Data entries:

........

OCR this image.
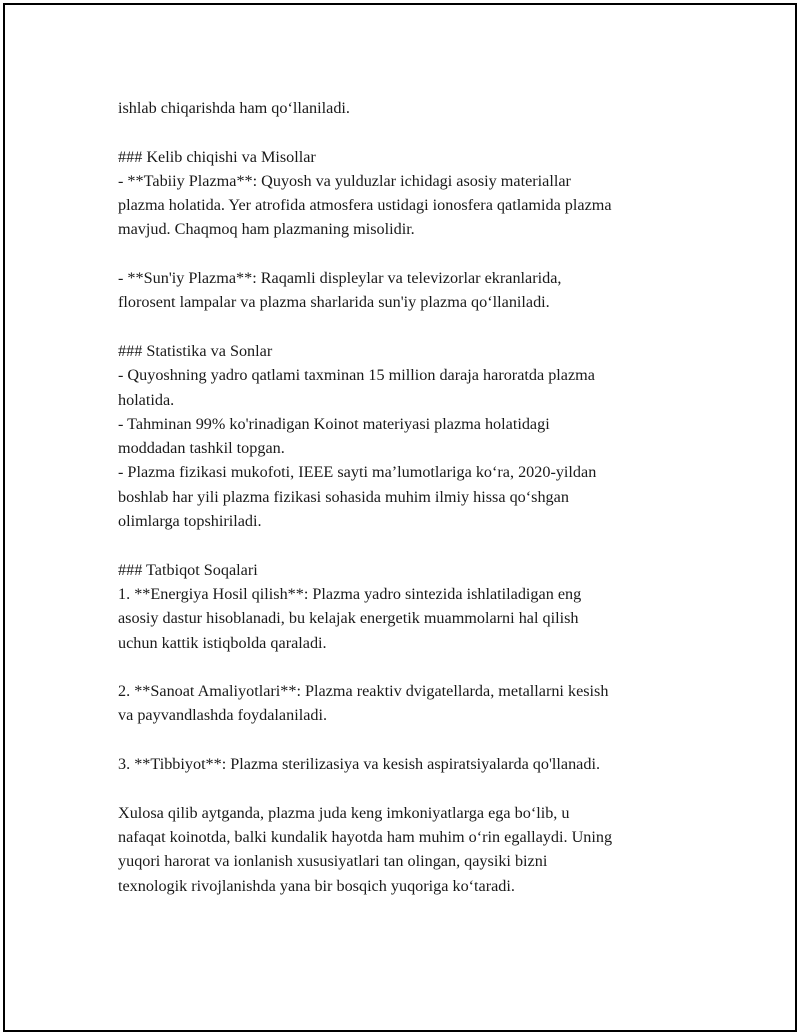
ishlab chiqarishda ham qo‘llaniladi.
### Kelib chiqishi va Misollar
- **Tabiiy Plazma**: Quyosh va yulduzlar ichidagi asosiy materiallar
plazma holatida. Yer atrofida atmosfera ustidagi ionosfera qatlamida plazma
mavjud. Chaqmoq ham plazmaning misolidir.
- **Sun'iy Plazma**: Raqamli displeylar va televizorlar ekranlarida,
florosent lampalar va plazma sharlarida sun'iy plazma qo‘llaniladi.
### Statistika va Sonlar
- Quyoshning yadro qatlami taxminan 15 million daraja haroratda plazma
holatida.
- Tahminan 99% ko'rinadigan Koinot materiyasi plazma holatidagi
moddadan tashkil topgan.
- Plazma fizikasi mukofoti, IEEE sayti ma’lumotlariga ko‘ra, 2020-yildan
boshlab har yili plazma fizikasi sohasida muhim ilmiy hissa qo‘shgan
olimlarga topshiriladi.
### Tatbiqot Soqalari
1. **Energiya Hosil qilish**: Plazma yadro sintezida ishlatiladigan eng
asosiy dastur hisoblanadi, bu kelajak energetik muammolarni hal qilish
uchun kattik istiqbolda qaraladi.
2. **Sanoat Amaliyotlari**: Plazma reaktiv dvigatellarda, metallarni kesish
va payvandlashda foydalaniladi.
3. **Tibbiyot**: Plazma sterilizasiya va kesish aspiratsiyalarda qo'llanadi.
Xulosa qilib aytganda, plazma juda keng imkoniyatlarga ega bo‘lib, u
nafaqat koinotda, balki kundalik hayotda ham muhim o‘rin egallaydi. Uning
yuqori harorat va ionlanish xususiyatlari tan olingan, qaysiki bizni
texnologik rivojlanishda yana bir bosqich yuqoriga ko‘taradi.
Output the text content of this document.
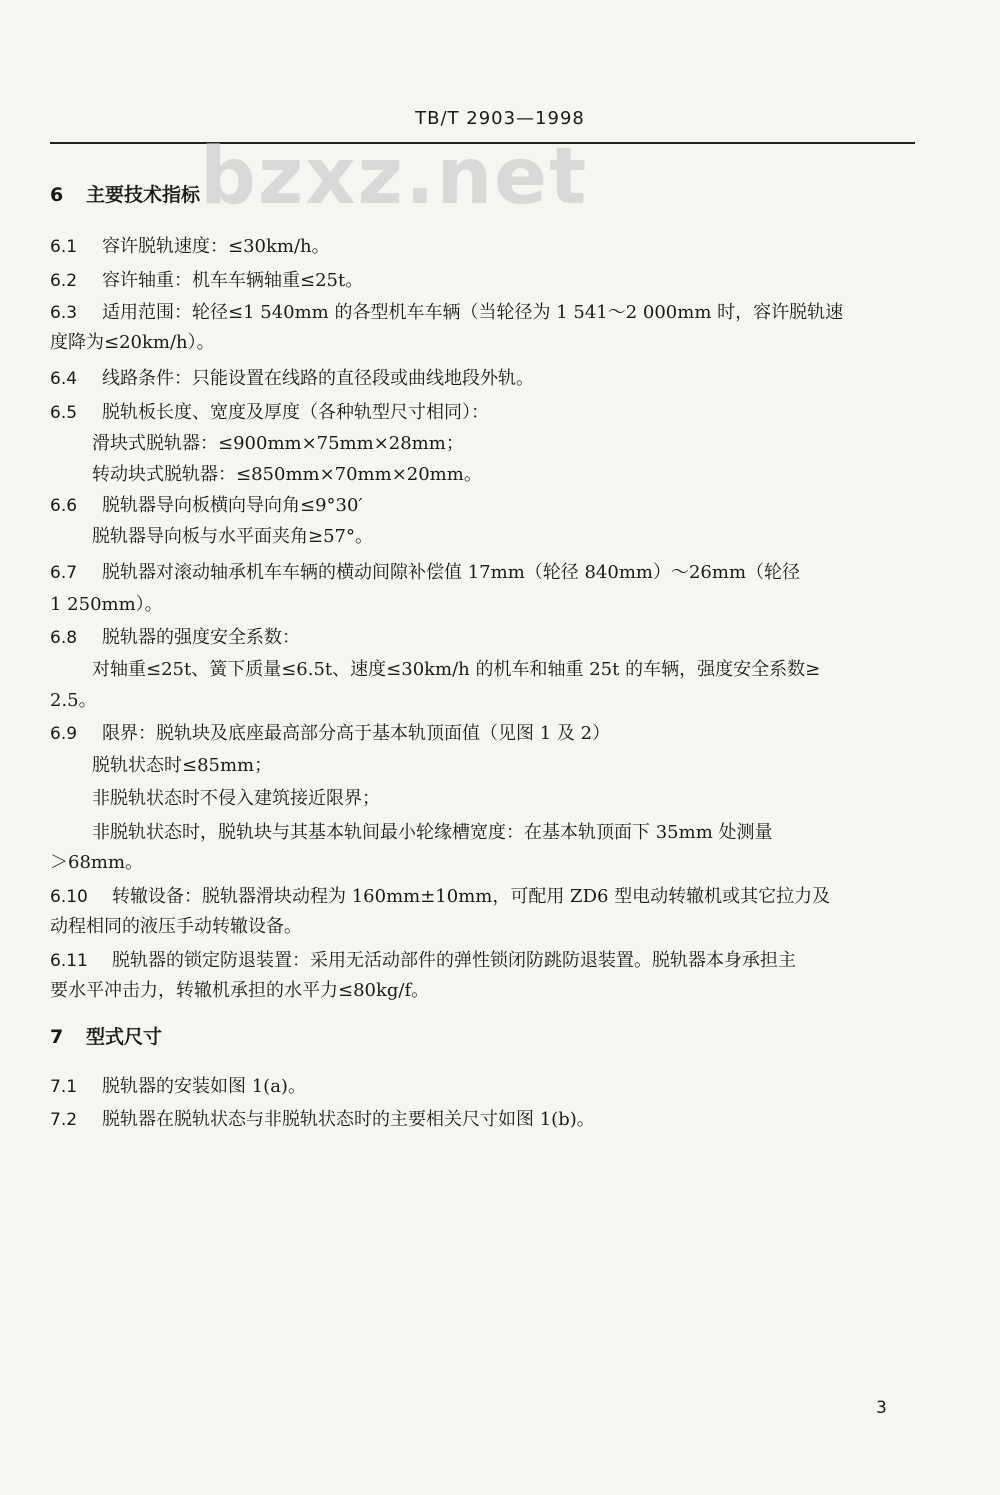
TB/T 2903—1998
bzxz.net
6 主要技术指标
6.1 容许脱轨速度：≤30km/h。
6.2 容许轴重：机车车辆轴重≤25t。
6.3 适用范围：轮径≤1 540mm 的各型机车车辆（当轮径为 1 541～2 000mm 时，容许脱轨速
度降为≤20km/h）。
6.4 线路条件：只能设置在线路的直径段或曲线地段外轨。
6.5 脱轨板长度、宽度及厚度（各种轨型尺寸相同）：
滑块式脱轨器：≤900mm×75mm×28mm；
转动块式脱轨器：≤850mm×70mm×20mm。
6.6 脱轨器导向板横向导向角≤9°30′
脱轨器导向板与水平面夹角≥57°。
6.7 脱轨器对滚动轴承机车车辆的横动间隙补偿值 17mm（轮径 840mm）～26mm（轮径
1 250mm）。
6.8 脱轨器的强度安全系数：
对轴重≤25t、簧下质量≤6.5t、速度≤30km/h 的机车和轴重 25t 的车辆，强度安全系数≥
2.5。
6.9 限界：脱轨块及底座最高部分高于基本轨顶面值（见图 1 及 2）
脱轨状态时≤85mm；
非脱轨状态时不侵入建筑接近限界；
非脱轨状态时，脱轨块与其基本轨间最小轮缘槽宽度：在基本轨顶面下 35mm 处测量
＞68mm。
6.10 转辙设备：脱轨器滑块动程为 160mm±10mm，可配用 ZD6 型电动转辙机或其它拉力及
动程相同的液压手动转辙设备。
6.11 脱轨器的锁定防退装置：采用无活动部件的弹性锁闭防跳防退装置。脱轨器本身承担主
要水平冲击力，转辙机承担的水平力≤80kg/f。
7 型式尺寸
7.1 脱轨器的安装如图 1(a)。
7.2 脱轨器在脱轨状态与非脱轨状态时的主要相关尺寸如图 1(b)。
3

........

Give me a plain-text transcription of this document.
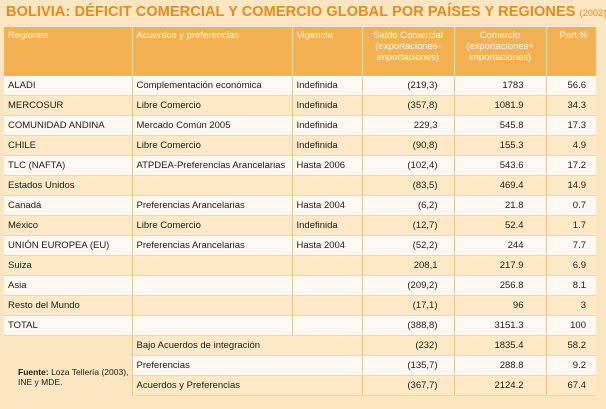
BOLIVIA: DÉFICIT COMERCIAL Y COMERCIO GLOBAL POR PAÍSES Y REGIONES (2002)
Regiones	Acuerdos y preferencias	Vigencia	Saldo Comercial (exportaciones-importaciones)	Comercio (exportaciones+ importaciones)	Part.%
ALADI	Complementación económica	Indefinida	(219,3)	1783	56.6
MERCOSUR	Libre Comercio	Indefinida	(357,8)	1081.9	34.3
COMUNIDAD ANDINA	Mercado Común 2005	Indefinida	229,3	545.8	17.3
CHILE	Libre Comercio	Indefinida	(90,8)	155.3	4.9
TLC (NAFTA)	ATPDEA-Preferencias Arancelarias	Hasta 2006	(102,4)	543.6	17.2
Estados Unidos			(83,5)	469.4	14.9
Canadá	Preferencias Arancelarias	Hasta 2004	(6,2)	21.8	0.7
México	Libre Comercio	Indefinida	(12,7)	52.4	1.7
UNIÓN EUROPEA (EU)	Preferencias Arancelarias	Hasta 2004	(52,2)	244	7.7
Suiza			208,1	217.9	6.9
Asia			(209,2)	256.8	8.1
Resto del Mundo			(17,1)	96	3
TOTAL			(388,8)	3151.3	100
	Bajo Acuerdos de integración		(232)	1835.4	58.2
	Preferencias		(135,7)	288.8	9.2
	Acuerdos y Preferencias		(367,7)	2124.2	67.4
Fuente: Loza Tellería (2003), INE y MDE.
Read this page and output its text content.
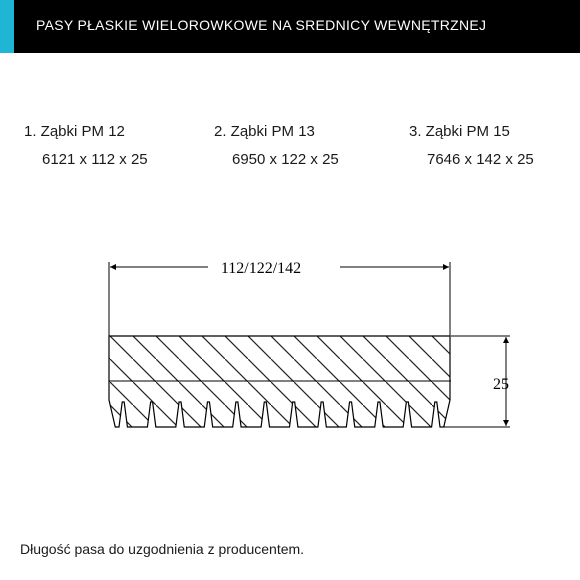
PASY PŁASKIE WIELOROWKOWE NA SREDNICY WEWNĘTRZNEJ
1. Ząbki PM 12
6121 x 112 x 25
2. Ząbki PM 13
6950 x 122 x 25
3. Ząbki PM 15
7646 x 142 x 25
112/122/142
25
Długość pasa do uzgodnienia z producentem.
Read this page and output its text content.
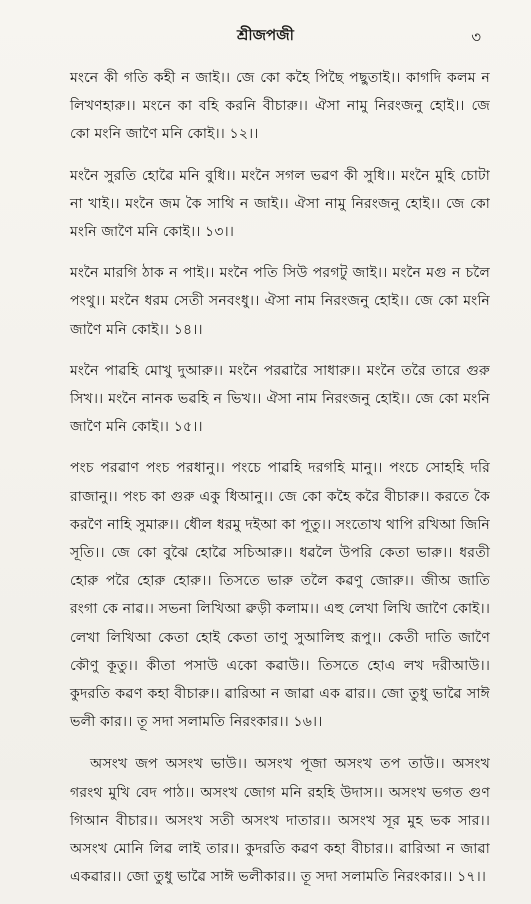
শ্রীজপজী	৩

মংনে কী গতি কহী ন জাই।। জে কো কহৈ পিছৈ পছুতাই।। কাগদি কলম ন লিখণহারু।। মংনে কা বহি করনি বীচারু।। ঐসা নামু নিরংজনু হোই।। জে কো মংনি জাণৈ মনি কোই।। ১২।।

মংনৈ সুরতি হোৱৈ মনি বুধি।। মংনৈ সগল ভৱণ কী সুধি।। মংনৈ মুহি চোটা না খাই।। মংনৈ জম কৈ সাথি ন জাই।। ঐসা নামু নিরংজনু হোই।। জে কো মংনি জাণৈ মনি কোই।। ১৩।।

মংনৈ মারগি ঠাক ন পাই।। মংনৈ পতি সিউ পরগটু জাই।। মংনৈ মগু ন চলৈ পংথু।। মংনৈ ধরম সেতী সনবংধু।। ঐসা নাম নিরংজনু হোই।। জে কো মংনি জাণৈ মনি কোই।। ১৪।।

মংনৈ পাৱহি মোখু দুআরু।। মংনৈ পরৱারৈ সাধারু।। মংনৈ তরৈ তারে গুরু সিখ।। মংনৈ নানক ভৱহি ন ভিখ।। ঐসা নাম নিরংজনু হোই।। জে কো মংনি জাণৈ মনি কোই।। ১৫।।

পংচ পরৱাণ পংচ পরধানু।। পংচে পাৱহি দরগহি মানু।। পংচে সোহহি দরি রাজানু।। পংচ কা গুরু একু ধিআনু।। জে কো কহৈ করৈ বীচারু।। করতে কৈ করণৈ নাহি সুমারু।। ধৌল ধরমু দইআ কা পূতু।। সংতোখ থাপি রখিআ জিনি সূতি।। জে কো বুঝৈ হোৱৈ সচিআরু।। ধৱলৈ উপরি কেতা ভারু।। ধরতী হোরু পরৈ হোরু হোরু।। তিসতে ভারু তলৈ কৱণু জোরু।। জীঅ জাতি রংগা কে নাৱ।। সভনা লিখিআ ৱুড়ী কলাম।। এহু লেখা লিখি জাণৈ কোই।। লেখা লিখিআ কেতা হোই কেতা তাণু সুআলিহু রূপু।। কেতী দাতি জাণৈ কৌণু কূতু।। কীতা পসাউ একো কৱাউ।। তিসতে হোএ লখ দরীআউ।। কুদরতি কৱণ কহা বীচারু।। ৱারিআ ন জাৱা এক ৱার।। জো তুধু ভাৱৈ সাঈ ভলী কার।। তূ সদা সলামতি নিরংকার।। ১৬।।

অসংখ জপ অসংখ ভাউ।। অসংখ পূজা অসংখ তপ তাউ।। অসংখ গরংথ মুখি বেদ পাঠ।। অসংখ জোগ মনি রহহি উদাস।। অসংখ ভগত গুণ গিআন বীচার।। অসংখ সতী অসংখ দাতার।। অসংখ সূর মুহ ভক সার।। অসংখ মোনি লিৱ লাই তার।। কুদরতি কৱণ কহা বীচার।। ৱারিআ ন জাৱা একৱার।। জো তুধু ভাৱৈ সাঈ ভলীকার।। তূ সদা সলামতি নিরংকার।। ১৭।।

........

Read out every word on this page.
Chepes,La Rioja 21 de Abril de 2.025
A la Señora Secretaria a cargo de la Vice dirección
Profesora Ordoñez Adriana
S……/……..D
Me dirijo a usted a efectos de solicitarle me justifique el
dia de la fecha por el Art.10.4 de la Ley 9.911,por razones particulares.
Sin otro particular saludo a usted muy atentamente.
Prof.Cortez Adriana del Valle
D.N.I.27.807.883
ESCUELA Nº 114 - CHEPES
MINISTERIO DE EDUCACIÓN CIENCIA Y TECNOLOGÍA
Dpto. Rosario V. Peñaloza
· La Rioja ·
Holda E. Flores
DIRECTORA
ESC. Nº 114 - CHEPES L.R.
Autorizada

........

■ **Directive**:
Gather from the data above every line with the string "Adriana".

■ **Answer for the task**:
Profesora Ordoñez Adriana
Prof.Cortez Adriana del Valle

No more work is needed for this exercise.